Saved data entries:
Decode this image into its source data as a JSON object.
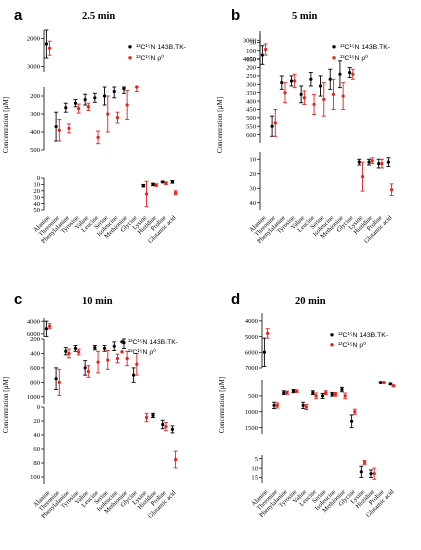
{
  "figure": {
    "background": "#ffffff",
    "colors": {
      "series_a": "#000000",
      "series_b": "#e8211b"
    }
  },
  "chart_data": [
    {
      "type": "scatter",
      "panel": "a",
      "title": "2.5 min",
      "ylabel": "Concentration [µM]",
      "categories": [
        "Alanine",
        "Threonine",
        "Phenylalanine",
        "Tyrosine",
        "Valine",
        "Leucine",
        "Serine",
        "Isoleucine",
        "Methionine",
        "Glycine",
        "Lysine",
        "Histidine",
        "Proline",
        "Glutamic acid"
      ],
      "axis_segments": [
        {
          "ylim": [
            0,
            50
          ],
          "ticks": [
            0,
            10,
            20,
            30,
            40,
            50
          ]
        },
        {
          "ylim": [
            150,
            500
          ],
          "ticks": [
            200,
            300,
            400,
            500
          ]
        },
        {
          "ylim": [
            1700,
            3200
          ],
          "ticks": [
            2000,
            3000
          ]
        }
      ],
      "series": [
        {
          "name": "¹³C¹⁵N 143B.TK-",
          "color": "#000000",
          "values": [
            2200,
            370,
            265,
            240,
            220,
            210,
            200,
            175,
            160,
            null,
            12,
            10,
            6,
            6
          ],
          "err": [
            500,
            80,
            25,
            20,
            30,
            25,
            50,
            35,
            25,
            null,
            2,
            2,
            1,
            2
          ]
        },
        {
          "name": "¹³C¹⁵N ρ⁰",
          "color": "#e8211b",
          "values": [
            2350,
            390,
            380,
            270,
            260,
            430,
            300,
            320,
            250,
            150,
            25,
            11,
            8,
            23
          ],
          "err": [
            250,
            60,
            25,
            25,
            20,
            35,
            100,
            30,
            80,
            25,
            20,
            2,
            2,
            3
          ]
        }
      ]
    },
    {
      "type": "scatter",
      "panel": "b",
      "title": "5 min",
      "ylabel": "Concentration [µM]",
      "categories": [
        "Alanine",
        "Threonine",
        "Phenylalanine",
        "Tyrosine",
        "Valine",
        "Leucine",
        "Serine",
        "Isoleucine",
        "Methionine",
        "Glycine",
        "Lysine",
        "Histidine",
        "Proline",
        "Glutamic acid"
      ],
      "axis_segments": [
        {
          "ylim": [
            5,
            45
          ],
          "ticks": [
            10,
            20,
            30,
            40
          ]
        },
        {
          "ylim": [
            0,
            650
          ],
          "ticks": [
            50,
            100,
            150,
            200,
            250,
            300,
            350,
            400,
            450,
            500,
            550,
            600
          ]
        },
        {
          "ylim": [
            2500,
            4500
          ],
          "ticks": [
            3000,
            4000
          ]
        }
      ],
      "series": [
        {
          "name": "¹³C¹⁵N 143B.TK-",
          "color": "#000000",
          "values": [
            3800,
            550,
            290,
            280,
            360,
            270,
            310,
            270,
            240,
            230,
            12,
            12,
            13,
            12
          ],
          "err": [
            500,
            60,
            40,
            30,
            50,
            40,
            60,
            60,
            80,
            30,
            2,
            2,
            3,
            3
          ]
        },
        {
          "name": "¹³C¹⁵N ρ⁰",
          "color": "#e8211b",
          "values": [
            3500,
            530,
            350,
            280,
            380,
            420,
            390,
            360,
            370,
            240,
            22,
            11,
            13,
            31
          ],
          "err": [
            300,
            80,
            60,
            40,
            40,
            60,
            100,
            90,
            80,
            30,
            10,
            2,
            3,
            4
          ]
        }
      ]
    },
    {
      "type": "scatter",
      "panel": "c",
      "title": "10 min",
      "ylabel": "Concentration [µM]",
      "categories": [
        "Alanine",
        "Threonine",
        "Phenylalanine",
        "Tyrosine",
        "Valine",
        "Leucine",
        "Serine",
        "Isoleucine",
        "Methionine",
        "Glycine",
        "Lysine",
        "Histidine",
        "Proline",
        "Glutamic acid"
      ],
      "axis_segments": [
        {
          "ylim": [
            0,
            110
          ],
          "ticks": [
            0,
            20,
            40,
            60,
            80,
            100
          ]
        },
        {
          "ylim": [
            200,
            1100
          ],
          "ticks": [
            200,
            400,
            600,
            800,
            1000
          ]
        },
        {
          "ylim": [
            3500,
            6500
          ],
          "ticks": [
            4000,
            6000
          ]
        }
      ],
      "series": [
        {
          "name": "¹³C¹⁵N 143B.TK-",
          "color": "#000000",
          "values": [
            5200,
            750,
            370,
            330,
            600,
            320,
            330,
            300,
            250,
            700,
            null,
            12,
            25,
            32
          ],
          "err": [
            1200,
            150,
            50,
            40,
            100,
            30,
            40,
            60,
            80,
            100,
            null,
            3,
            6,
            5
          ]
        },
        {
          "name": "¹³C¹⁵N ρ⁰",
          "color": "#e8211b",
          "values": [
            4800,
            800,
            400,
            380,
            650,
            520,
            490,
            470,
            470,
            550,
            15,
            null,
            28,
            75
          ],
          "err": [
            400,
            180,
            60,
            40,
            80,
            150,
            130,
            60,
            100,
            150,
            6,
            null,
            6,
            12
          ]
        }
      ]
    },
    {
      "type": "scatter",
      "panel": "d",
      "title": "20 min",
      "ylabel": "Concentration [µM]",
      "categories": [
        "Alanine",
        "Threonine",
        "Phenylalanine",
        "Tyrosine",
        "Valine",
        "Leucine",
        "Serine",
        "Isoleucine",
        "Methionine",
        "Glycine",
        "Lysine",
        "Histidine",
        "Proline",
        "Glutamic acid"
      ],
      "axis_segments": [
        {
          "ylim": [
            3,
            18
          ],
          "ticks": [
            5,
            10,
            15
          ]
        },
        {
          "ylim": [
            0,
            1700
          ],
          "ticks": [
            500,
            1000,
            1500
          ]
        },
        {
          "ylim": [
            3500,
            7000
          ],
          "ticks": [
            4000,
            5000,
            6000,
            7000
          ]
        }
      ],
      "series": [
        {
          "name": "¹³C¹⁵N 143B.TK-",
          "color": "#000000",
          "values": [
            6000,
            800,
            400,
            350,
            800,
            400,
            500,
            450,
            300,
            1300,
            12,
            13,
            80,
            120
          ],
          "err": [
            900,
            100,
            60,
            50,
            100,
            60,
            80,
            60,
            70,
            200,
            3,
            2,
            10,
            20
          ]
        },
        {
          "name": "¹³C¹⁵N ρ⁰",
          "color": "#e8211b",
          "values": [
            4800,
            800,
            400,
            350,
            850,
            500,
            400,
            450,
            500,
            1000,
            7,
            13,
            80,
            180
          ],
          "err": [
            300,
            80,
            50,
            40,
            80,
            90,
            60,
            60,
            90,
            80,
            1,
            3,
            10,
            20
          ]
        }
      ]
    }
  ]
}
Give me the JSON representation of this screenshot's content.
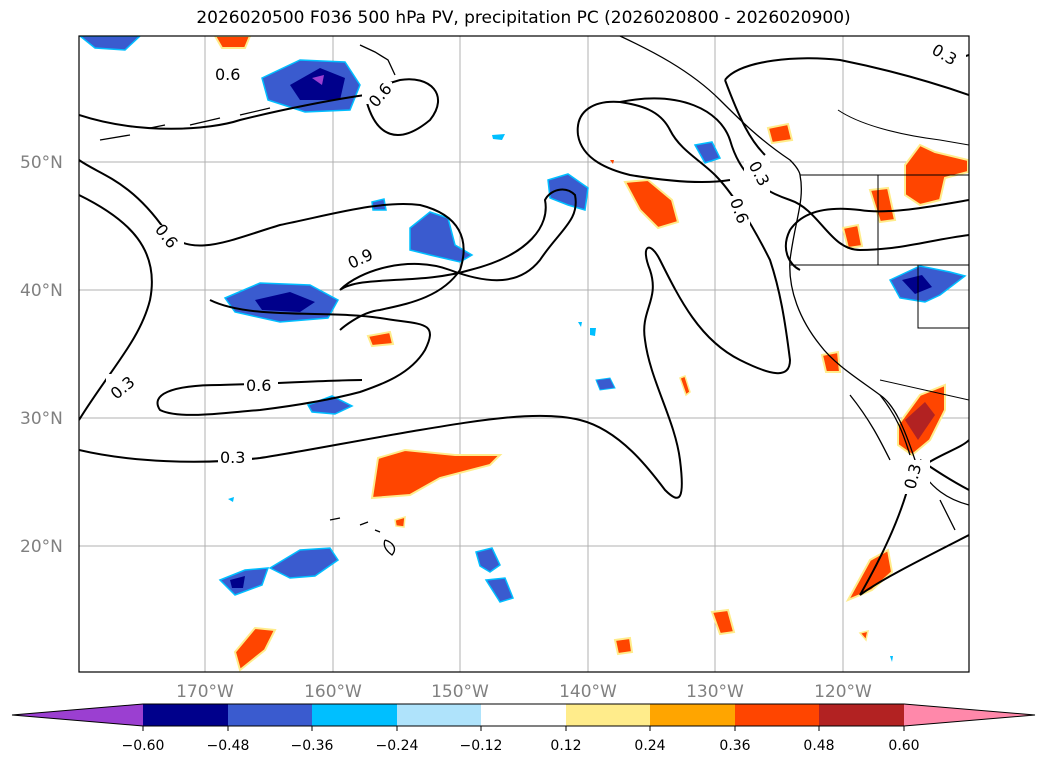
{
  "title": "2026020500 F036 500 hPa PV, precipitation PC (2026020800 - 2026020900)",
  "lat_labels": [
    "50°N",
    "40°N",
    "30°N",
    "20°N"
  ],
  "lon_labels": [
    "170°W",
    "160°W",
    "150°W",
    "140°W",
    "130°W",
    "120°W"
  ],
  "contour_labels": [
    "0.6",
    "0.6",
    "0.6",
    "0.9",
    "0.6",
    "0.3",
    "0.3",
    "0.3",
    "0.6",
    "0.3",
    "0.3"
  ],
  "colorbar": {
    "ticks": [
      "−0.60",
      "−0.48",
      "−0.36",
      "−0.24",
      "−0.12",
      "0.12",
      "0.24",
      "0.36",
      "0.48",
      "0.60"
    ],
    "colors": [
      "#9b3fd1",
      "#00008b",
      "#3a5bcf",
      "#00bfff",
      "#afe3fb",
      "#ffffff",
      "#ffec8b",
      "#ffa500",
      "#ff4500",
      "#b22222",
      "#ff88aa"
    ]
  }
}
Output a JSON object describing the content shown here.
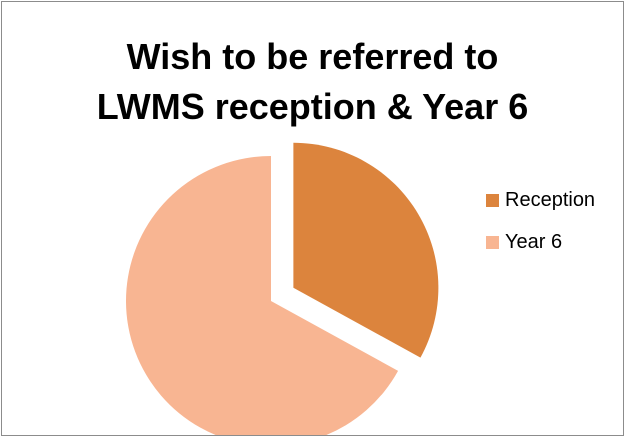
{
  "chart_data": {
    "type": "pie",
    "title_lines": [
      "Wish to be referred to",
      "LWMS reception & Year 6"
    ],
    "categories": [
      "Reception",
      "Year 6"
    ],
    "values": [
      33,
      67
    ],
    "colors": [
      "#dc843d",
      "#f8b592"
    ],
    "exploded": [
      "Reception"
    ],
    "legend_position": "right"
  }
}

WHAT THE TASK REQUIRES - Copy exactly the lines from the line containing "Give me the" through the last line of the records, both included, and omit every picture.

TASK RESULT -
Give me the JSON representation of this screenshot's content.
{
  "title": "2026020500 F036 500 hPa PV, precipitation PC (2026020800 - 2026020900)",
  "lat_labels": [
    "50°N",
    "40°N",
    "30°N",
    "20°N"
  ],
  "lon_labels": [
    "170°W",
    "160°W",
    "150°W",
    "140°W",
    "130°W",
    "120°W"
  ],
  "contour_labels": [
    "0.6",
    "0.6",
    "0.6",
    "0.9",
    "0.6",
    "0.3",
    "0.3",
    "0.3",
    "0.6",
    "0.3",
    "0.3"
  ],
  "colorbar": {
    "ticks": [
      "−0.60",
      "−0.48",
      "−0.36",
      "−0.24",
      "−0.12",
      "0.12",
      "0.24",
      "0.36",
      "0.48",
      "0.60"
    ],
    "colors": [
      "#9b3fd1",
      "#00008b",
      "#3a5bcf",
      "#00bfff",
      "#afe3fb",
      "#ffffff",
      "#ffec8b",
      "#ffa500",
      "#ff4500",
      "#b22222",
      "#ff88aa"
    ]
  }
}
Output a JSON object describing the content shown here.
{
  "chart_data": {
    "type": "pie",
    "title_lines": [
      "Wish to be referred to",
      "LWMS reception & Year 6"
    ],
    "categories": [
      "Reception",
      "Year 6"
    ],
    "values": [
      33,
      67
    ],
    "colors": [
      "#dc843d",
      "#f8b592"
    ],
    "exploded": [
      "Reception"
    ],
    "legend_position": "right"
  }
}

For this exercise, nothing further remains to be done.